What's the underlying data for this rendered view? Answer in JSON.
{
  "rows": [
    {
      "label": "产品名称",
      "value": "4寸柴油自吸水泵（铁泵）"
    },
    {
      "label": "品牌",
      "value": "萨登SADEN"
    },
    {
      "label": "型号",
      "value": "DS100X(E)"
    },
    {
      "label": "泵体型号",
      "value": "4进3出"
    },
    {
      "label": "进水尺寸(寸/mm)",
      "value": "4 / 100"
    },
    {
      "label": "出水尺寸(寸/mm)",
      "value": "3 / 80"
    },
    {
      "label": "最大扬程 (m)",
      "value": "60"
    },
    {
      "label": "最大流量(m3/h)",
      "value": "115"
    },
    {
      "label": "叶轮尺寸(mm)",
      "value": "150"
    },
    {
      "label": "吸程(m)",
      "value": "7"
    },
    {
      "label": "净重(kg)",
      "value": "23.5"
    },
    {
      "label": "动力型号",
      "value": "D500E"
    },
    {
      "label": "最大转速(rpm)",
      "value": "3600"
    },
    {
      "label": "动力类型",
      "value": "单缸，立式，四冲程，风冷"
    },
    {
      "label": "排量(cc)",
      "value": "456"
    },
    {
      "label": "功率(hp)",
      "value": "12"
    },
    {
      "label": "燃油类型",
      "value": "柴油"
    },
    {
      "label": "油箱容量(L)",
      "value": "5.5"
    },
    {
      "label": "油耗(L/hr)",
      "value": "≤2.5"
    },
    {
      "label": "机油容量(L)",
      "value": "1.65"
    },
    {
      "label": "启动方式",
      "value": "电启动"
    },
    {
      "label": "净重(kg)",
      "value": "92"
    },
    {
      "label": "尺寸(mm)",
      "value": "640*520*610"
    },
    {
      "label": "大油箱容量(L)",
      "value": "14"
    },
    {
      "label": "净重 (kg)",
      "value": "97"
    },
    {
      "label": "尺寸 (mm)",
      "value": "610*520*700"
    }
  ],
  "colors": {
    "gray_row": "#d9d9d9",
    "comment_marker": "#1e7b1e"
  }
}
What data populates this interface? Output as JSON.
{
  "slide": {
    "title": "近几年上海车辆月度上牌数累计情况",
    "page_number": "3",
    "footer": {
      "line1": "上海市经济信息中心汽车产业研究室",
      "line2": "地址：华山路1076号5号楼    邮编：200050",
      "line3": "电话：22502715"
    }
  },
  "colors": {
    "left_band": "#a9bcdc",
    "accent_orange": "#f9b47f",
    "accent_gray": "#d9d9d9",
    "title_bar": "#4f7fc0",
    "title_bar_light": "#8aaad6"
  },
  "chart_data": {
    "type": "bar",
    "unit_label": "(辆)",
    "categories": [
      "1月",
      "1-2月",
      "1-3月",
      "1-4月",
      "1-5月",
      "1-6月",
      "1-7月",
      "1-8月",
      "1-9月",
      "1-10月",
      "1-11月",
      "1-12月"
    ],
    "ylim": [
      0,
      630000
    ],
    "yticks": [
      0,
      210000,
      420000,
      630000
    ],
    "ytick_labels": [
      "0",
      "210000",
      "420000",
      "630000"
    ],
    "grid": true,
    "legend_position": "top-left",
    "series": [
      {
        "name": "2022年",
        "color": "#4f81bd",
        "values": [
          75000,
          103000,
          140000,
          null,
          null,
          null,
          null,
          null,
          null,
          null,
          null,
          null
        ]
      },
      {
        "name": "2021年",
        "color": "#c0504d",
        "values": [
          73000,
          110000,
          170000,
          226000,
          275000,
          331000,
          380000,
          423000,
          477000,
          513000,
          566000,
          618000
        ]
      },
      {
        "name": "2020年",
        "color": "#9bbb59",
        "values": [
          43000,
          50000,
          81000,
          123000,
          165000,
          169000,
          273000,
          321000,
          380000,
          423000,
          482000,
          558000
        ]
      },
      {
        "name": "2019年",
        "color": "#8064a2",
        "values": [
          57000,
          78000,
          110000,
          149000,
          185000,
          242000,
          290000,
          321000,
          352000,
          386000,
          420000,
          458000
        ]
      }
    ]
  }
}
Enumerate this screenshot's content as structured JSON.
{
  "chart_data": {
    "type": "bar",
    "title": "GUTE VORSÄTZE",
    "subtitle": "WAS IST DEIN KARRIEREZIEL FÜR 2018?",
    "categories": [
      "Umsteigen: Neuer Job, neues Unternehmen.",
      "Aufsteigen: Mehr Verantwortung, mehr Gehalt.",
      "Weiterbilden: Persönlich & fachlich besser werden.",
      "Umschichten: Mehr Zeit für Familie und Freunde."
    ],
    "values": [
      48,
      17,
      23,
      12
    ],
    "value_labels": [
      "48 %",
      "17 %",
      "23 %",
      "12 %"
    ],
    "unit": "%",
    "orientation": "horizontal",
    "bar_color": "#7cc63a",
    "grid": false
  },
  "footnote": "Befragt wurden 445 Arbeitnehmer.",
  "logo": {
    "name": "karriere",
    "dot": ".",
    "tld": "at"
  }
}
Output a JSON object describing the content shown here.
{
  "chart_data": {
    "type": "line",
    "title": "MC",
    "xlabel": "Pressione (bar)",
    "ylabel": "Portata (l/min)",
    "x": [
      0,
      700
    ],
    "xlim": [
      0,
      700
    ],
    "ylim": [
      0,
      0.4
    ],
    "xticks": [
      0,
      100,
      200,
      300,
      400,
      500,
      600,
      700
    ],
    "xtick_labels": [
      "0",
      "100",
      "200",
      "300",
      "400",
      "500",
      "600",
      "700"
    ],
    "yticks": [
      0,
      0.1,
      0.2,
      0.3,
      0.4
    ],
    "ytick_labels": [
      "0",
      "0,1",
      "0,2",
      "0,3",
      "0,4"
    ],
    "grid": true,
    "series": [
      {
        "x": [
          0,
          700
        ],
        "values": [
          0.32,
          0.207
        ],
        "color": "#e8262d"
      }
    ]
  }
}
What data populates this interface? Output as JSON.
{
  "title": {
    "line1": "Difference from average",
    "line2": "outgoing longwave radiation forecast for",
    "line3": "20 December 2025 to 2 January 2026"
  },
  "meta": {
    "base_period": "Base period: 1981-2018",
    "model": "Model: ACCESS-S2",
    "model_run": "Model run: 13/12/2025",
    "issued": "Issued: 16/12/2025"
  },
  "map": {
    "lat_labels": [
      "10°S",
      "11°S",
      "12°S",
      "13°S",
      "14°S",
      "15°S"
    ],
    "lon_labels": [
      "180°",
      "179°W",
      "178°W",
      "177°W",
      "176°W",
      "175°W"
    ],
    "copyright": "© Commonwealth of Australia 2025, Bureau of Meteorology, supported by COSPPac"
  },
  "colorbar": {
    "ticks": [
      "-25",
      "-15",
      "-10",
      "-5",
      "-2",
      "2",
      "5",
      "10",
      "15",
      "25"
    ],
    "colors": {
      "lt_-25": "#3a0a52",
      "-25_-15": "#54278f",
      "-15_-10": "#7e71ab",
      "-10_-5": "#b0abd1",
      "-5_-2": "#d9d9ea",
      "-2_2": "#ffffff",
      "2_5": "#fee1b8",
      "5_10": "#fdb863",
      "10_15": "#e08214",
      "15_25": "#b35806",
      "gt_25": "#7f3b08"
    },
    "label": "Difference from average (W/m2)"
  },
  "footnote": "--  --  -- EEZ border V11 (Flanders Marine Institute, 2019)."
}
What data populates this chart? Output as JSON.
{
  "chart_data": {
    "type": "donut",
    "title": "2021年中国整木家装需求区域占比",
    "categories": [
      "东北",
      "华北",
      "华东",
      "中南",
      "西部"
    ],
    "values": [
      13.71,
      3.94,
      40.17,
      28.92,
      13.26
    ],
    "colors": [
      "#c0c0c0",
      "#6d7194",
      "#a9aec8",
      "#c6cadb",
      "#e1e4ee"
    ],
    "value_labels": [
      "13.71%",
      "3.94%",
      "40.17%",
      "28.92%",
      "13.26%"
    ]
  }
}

┄┄┄┄┄┄

Do this:
Can you reproduce all the material exactly?

Answer to this task:
What's the underlying data for this rendered view? Answer in JSON.
{
  "rows": [
    {
      "label": "产品名称",
      "value": "4寸柴油自吸水泵（铁泵）"
    },
    {
      "label": "品牌",
      "value": "萨登SADEN"
    },
    {
      "label": "型号",
      "value": "DS100X(E)"
    },
    {
      "label": "泵体型号",
      "value": "4进3出"
    },
    {
      "label": "进水尺寸(寸/mm)",
      "value": "4 / 100"
    },
    {
      "label": "出水尺寸(寸/mm)",
      "value": "3 / 80"
    },
    {
      "label": "最大扬程 (m)",
      "value": "60"
    },
    {
      "label": "最大流量(m3/h)",
      "value": "115"
    },
    {
      "label": "叶轮尺寸(mm)",
      "value": "150"
    },
    {
      "label": "吸程(m)",
      "value": "7"
    },
    {
      "label": "净重(kg)",
      "value": "23.5"
    },
    {
      "label": "动力型号",
      "value": "D500E"
    },
    {
      "label": "最大转速(rpm)",
      "value": "3600"
    },
    {
      "label": "动力类型",
      "value": "单缸，立式，四冲程，风冷"
    },
    {
      "label": "排量(cc)",
      "value": "456"
    },
    {
      "label": "功率(hp)",
      "value": "12"
    },
    {
      "label": "燃油类型",
      "value": "柴油"
    },
    {
      "label": "油箱容量(L)",
      "value": "5.5"
    },
    {
      "label": "油耗(L/hr)",
      "value": "≤2.5"
    },
    {
      "label": "机油容量(L)",
      "value": "1.65"
    },
    {
      "label": "启动方式",
      "value": "电启动"
    },
    {
      "label": "净重(kg)",
      "value": "92"
    },
    {
      "label": "尺寸(mm)",
      "value": "640*520*610"
    },
    {
      "label": "大油箱容量(L)",
      "value": "14"
    },
    {
      "label": "净重 (kg)",
      "value": "97"
    },
    {
      "label": "尺寸 (mm)",
      "value": "610*520*700"
    }
  ],
  "colors": {
    "gray_row": "#d9d9d9",
    "comment_marker": "#1e7b1e"
  }
}
What data populates this interface? Output as JSON.
{
  "slide": {
    "title": "近几年上海车辆月度上牌数累计情况",
    "page_number": "3",
    "footer": {
      "line1": "上海市经济信息中心汽车产业研究室",
      "line2": "地址：华山路1076号5号楼    邮编：200050",
      "line3": "电话：22502715"
    }
  },
  "colors": {
    "left_band": "#a9bcdc",
    "accent_orange": "#f9b47f",
    "accent_gray": "#d9d9d9",
    "title_bar": "#4f7fc0",
    "title_bar_light": "#8aaad6"
  },
  "chart_data": {
    "type": "bar",
    "unit_label": "(辆)",
    "categories": [
      "1月",
      "1-2月",
      "1-3月",
      "1-4月",
      "1-5月",
      "1-6月",
      "1-7月",
      "1-8月",
      "1-9月",
      "1-10月",
      "1-11月",
      "1-12月"
    ],
    "ylim": [
      0,
      630000
    ],
    "yticks": [
      0,
      210000,
      420000,
      630000
    ],
    "ytick_labels": [
      "0",
      "210000",
      "420000",
      "630000"
    ],
    "grid": true,
    "legend_position": "top-left",
    "series": [
      {
        "name": "2022年",
        "color": "#4f81bd",
        "values": [
          75000,
          103000,
          140000,
          null,
          null,
          null,
          null,
          null,
          null,
          null,
          null,
          null
        ]
      },
      {
        "name": "2021年",
        "color": "#c0504d",
        "values": [
          73000,
          110000,
          170000,
          226000,
          275000,
          331000,
          380000,
          423000,
          477000,
          513000,
          566000,
          618000
        ]
      },
      {
        "name": "2020年",
        "color": "#9bbb59",
        "values": [
          43000,
          50000,
          81000,
          123000,
          165000,
          169000,
          273000,
          321000,
          380000,
          423000,
          482000,
          558000
        ]
      },
      {
        "name": "2019年",
        "color": "#8064a2",
        "values": [
          57000,
          78000,
          110000,
          149000,
          185000,
          242000,
          290000,
          321000,
          352000,
          386000,
          420000,
          458000
        ]
      }
    ]
  }
}
Enumerate this screenshot's content as structured JSON.
{
  "chart_data": {
    "type": "bar",
    "title": "GUTE VORSÄTZE",
    "subtitle": "WAS IST DEIN KARRIEREZIEL FÜR 2018?",
    "categories": [
      "Umsteigen: Neuer Job, neues Unternehmen.",
      "Aufsteigen: Mehr Verantwortung, mehr Gehalt.",
      "Weiterbilden: Persönlich & fachlich besser werden.",
      "Umschichten: Mehr Zeit für Familie und Freunde."
    ],
    "values": [
      48,
      17,
      23,
      12
    ],
    "value_labels": [
      "48 %",
      "17 %",
      "23 %",
      "12 %"
    ],
    "unit": "%",
    "orientation": "horizontal",
    "bar_color": "#7cc63a",
    "grid": false
  },
  "footnote": "Befragt wurden 445 Arbeitnehmer.",
  "logo": {
    "name": "karriere",
    "dot": ".",
    "tld": "at"
  }
}
Output a JSON object describing the content shown here.
{
  "chart_data": {
    "type": "line",
    "title": "MC",
    "xlabel": "Pressione (bar)",
    "ylabel": "Portata (l/min)",
    "x": [
      0,
      700
    ],
    "xlim": [
      0,
      700
    ],
    "ylim": [
      0,
      0.4
    ],
    "xticks": [
      0,
      100,
      200,
      300,
      400,
      500,
      600,
      700
    ],
    "xtick_labels": [
      "0",
      "100",
      "200",
      "300",
      "400",
      "500",
      "600",
      "700"
    ],
    "yticks": [
      0,
      0.1,
      0.2,
      0.3,
      0.4
    ],
    "ytick_labels": [
      "0",
      "0,1",
      "0,2",
      "0,3",
      "0,4"
    ],
    "grid": true,
    "series": [
      {
        "x": [
          0,
          700
        ],
        "values": [
          0.32,
          0.207
        ],
        "color": "#e8262d"
      }
    ]
  }
}
What data populates this interface? Output as JSON.
{
  "title": {
    "line1": "Difference from average",
    "line2": "outgoing longwave radiation forecast for",
    "line3": "20 December 2025 to 2 January 2026"
  },
  "meta": {
    "base_period": "Base period: 1981-2018",
    "model": "Model: ACCESS-S2",
    "model_run": "Model run: 13/12/2025",
    "issued": "Issued: 16/12/2025"
  },
  "map": {
    "lat_labels": [
      "10°S",
      "11°S",
      "12°S",
      "13°S",
      "14°S",
      "15°S"
    ],
    "lon_labels": [
      "180°",
      "179°W",
      "178°W",
      "177°W",
      "176°W",
      "175°W"
    ],
    "copyright": "© Commonwealth of Australia 2025, Bureau of Meteorology, supported by COSPPac"
  },
  "colorbar": {
    "ticks": [
      "-25",
      "-15",
      "-10",
      "-5",
      "-2",
      "2",
      "5",
      "10",
      "15",
      "25"
    ],
    "colors": {
      "lt_-25": "#3a0a52",
      "-25_-15": "#54278f",
      "-15_-10": "#7e71ab",
      "-10_-5": "#b0abd1",
      "-5_-2": "#d9d9ea",
      "-2_2": "#ffffff",
      "2_5": "#fee1b8",
      "5_10": "#fdb863",
      "10_15": "#e08214",
      "15_25": "#b35806",
      "gt_25": "#7f3b08"
    },
    "label": "Difference from average (W/m2)"
  },
  "footnote": "--  --  -- EEZ border V11 (Flanders Marine Institute, 2019)."
}
What data populates this chart? Output as JSON.
{
  "chart_data": {
    "type": "donut",
    "title": "2021年中国整木家装需求区域占比",
    "categories": [
      "东北",
      "华北",
      "华东",
      "中南",
      "西部"
    ],
    "values": [
      13.71,
      3.94,
      40.17,
      28.92,
      13.26
    ],
    "colors": [
      "#c0c0c0",
      "#6d7194",
      "#a9aec8",
      "#c6cadb",
      "#e1e4ee"
    ],
    "value_labels": [
      "13.71%",
      "3.94%",
      "40.17%",
      "28.92%",
      "13.26%"
    ]
  }
}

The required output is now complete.